• What the task asks: A line counts if it contains the string "Electric"; say how many such lines there are, giving only the number.

>> Start Data supplied

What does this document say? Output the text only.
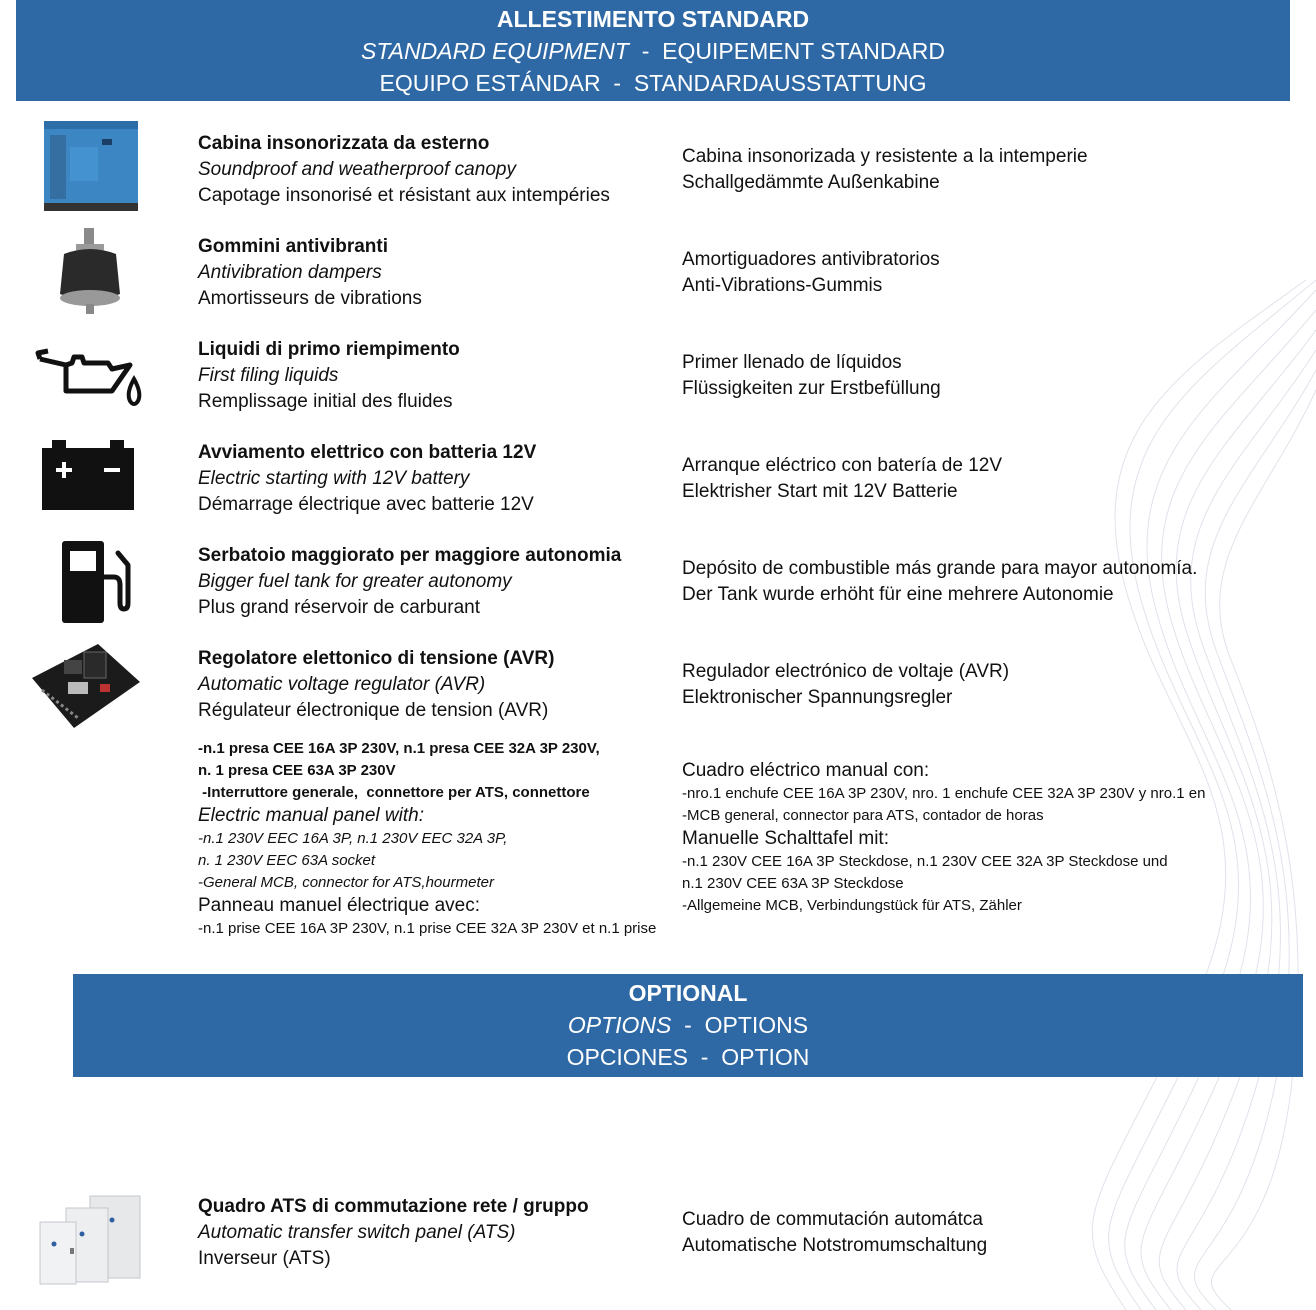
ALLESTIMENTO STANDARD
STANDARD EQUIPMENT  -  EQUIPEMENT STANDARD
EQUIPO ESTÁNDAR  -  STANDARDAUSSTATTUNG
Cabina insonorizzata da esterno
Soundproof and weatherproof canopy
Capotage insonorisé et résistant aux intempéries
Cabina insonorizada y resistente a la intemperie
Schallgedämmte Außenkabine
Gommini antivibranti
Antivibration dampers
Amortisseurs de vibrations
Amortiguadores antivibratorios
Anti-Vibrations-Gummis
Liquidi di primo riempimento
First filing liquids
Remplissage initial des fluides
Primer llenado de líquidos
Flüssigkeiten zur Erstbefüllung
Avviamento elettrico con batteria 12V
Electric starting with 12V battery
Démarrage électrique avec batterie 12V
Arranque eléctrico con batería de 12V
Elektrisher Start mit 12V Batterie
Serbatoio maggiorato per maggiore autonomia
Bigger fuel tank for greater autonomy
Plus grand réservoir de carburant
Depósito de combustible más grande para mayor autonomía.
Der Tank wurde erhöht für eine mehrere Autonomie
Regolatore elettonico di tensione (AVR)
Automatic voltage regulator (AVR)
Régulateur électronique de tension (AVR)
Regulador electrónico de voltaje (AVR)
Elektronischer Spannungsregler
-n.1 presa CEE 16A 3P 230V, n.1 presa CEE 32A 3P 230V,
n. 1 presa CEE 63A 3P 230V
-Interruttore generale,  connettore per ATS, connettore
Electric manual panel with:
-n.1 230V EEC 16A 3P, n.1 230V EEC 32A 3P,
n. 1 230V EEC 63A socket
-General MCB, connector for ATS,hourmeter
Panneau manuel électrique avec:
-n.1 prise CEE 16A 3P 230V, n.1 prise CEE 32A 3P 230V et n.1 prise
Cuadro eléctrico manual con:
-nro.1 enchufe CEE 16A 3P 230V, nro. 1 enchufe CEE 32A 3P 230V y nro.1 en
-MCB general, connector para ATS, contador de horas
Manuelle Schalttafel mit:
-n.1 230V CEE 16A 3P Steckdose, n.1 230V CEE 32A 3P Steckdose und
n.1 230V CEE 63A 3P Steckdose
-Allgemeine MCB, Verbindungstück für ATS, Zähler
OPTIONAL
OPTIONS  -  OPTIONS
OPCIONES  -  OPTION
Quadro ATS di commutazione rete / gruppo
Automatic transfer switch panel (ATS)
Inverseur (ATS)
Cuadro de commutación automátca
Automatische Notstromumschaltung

>> End Data supplied

• Exercise result: 2